**任务 1:** 根据关于字体嵌入的文本块，取消嵌入字体后，如果没有安装正确的字体，文档可能会出现什么情况？
**任务 2:**
对照关于字体嵌入的文本块，判断下列说法是否相符，逐条回答“是”或“否”，并原样引用起决定作用的原文。
(a) 嵌入字体会让文档体积变大。
(b) 注释是必需的但不需要进一步编辑时，应当将其删除。
(c) 使用嵌入式字体的文档，无论用户机器上是否装有该字体，都可以查看。
**任务 3:** 编辑关于字体嵌入的文本块：从“如果文档使用嵌入式字体，这意”到“optimize_options = ap.optimization.OptimizationOptions()”重写这一部分，把其中的“文档体积”改为“文件体积”。

如果文档使用嵌入式字体，这意味着所有字体数据都存储在文档中。好处是无论用户的机器上是否安装了该字体，文档都可以查看。但嵌入字体会使文档体积增大。取消嵌入字体的方法会移除所有嵌入的字体。于是，文档大小会减小，但如果没有安装正确的字体，文档本身可能会变得无法阅读。

import aspose.pdf as ap
from os import path, stat
import sys


def unembed_fonts(infile, outfile):
    # Open document
    document = ap.Document(infile)
    # Set unembed_fonts option
    optimize_options = ap.optimization.OptimizationOptions()
    optimize_options.unembed_fonts = True
    # Optimize PDF document using OptimizationOptions
    document.optimize_resources(optimize_options)
    # Save updated document
    document.save(outfile)
    file_stats_1 = stat(infile)
    file_stats_2 = stat(outfile)
    print(
        "Original file size: {}. Reduced file size: {}".format(
            file_stats_1.st_size, file_stats_2.st_size
        )
    )

优化资源将这些方法应用于文档。如果应用了其中任何一种方法，文档大小很可能会减少。如果没有应用这些方法，文档大小将保持不变，这是显而易见的。

减少 PDF 文档大小的其他方法

删除或扁平化注释

当注释不必要时，可以将其删除。当注释是必需的但不需要进一步编辑时，可以将其展平。这两种技术都能减小文件大小。

import aspose.pdf as ap
from os import path, stat
import sys


def flatten_annotations(infile, outfile):
    # Open document
    document = ap.Document(infile)

**摘录的行:**
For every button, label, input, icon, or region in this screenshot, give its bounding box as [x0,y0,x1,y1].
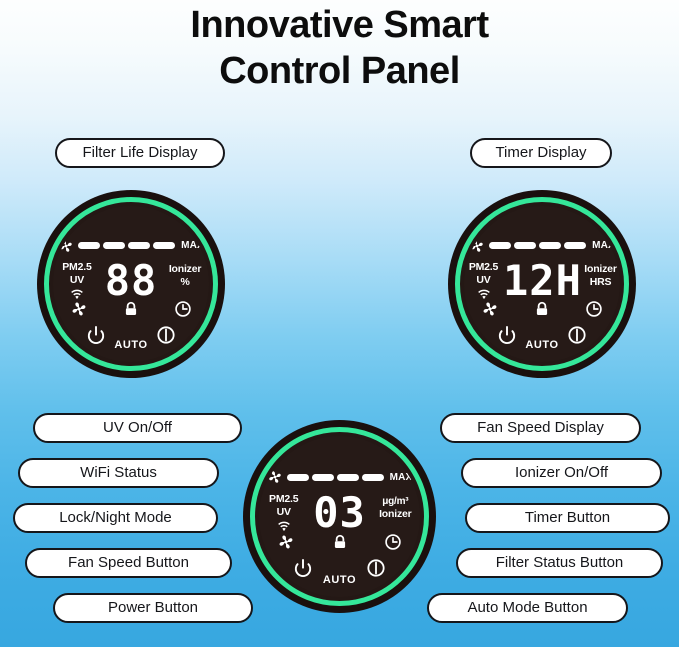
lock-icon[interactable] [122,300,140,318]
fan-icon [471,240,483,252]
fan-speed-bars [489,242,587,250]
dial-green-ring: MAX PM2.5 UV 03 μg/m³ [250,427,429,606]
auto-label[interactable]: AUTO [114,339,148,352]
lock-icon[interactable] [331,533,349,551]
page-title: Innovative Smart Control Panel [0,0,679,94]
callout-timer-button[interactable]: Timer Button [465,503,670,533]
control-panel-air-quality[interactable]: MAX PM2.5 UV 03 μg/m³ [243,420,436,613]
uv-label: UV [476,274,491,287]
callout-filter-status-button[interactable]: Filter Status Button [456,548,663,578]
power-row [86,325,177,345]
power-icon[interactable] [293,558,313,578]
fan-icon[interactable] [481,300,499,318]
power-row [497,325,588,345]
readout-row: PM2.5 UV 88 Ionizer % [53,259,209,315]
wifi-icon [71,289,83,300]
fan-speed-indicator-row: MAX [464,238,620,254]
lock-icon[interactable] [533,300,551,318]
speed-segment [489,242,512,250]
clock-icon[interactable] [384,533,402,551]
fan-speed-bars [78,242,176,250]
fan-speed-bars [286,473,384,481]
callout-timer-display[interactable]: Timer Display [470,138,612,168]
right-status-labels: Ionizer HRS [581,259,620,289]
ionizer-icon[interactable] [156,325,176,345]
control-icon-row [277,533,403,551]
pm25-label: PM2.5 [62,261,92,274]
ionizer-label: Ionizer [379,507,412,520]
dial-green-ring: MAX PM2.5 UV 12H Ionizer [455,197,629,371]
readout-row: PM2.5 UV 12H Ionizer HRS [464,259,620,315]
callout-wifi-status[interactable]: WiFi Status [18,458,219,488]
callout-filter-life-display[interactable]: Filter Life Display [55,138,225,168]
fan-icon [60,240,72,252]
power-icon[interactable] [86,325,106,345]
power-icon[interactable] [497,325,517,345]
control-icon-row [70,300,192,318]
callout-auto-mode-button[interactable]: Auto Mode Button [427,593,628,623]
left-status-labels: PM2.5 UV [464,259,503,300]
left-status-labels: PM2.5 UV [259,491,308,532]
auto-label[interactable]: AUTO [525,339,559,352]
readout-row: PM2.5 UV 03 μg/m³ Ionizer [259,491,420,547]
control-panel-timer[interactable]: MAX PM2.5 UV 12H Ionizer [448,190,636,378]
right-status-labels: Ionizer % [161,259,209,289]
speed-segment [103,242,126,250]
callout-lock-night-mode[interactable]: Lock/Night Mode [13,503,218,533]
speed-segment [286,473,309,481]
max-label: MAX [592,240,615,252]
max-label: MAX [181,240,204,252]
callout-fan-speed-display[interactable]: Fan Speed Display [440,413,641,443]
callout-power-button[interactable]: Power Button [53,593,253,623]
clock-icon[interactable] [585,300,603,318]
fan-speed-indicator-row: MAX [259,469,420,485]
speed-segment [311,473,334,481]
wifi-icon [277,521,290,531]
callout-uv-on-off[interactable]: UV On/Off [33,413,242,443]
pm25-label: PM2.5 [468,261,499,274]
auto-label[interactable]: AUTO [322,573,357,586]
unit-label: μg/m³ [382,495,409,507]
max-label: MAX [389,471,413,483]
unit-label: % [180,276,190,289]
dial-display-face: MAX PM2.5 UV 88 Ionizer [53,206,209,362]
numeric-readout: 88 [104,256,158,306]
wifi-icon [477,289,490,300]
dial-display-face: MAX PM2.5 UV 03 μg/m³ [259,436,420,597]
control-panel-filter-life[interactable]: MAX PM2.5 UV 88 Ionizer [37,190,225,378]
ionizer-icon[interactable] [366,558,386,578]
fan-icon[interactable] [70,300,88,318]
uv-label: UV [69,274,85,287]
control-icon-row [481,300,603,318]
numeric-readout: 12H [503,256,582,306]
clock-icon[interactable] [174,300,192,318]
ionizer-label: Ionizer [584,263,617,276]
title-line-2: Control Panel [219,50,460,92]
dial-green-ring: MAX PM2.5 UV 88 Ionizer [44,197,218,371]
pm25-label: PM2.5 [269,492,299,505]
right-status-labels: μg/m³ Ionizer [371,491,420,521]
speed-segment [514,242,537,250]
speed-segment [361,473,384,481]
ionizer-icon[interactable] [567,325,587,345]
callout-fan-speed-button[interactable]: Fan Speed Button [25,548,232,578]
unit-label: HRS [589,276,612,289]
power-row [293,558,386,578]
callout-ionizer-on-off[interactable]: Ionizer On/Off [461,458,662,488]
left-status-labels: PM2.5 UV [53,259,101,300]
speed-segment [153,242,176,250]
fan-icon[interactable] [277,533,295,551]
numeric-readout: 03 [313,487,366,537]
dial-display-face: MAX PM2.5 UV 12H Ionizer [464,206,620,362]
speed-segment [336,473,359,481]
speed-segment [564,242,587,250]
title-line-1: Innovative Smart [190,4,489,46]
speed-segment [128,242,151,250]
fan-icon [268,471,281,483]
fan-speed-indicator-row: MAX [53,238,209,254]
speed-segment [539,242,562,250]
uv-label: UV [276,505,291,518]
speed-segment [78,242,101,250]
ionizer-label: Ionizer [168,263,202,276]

**正确结果 1:** 文档本身可能会变得无法阅读。

**正确结果 2:**
(a) 是。“但嵌入字体会使文档体积增大。”
(b) 否。“当注释是必需的但不需要进一步编辑时，可以将其展平。”
(c) 是。“无论用户的机器上是否安装了该字体，文档都可以查看。”

**正确结果 3:**
如果文档使用嵌入式字体，这意味着所有字体数据都存储在文档中。好处是无论用户的机器上是否安装了该字体，文档都可以查看。但嵌入字体会使文件体积增大。取消嵌入字体的方法会移除所有嵌入的字体。于是，文档大小会减小，但如果没有安装正确的字体，文档本身可能会变得无法阅读。

import aspose.pdf as ap
from os import path, stat
import sys


def unembed_fonts(infile, outfile):
    # Open document
    document = ap.Document(infile)
    # Set unembed_fonts option
    optimize_options = ap.optimization.OptimizationOptions()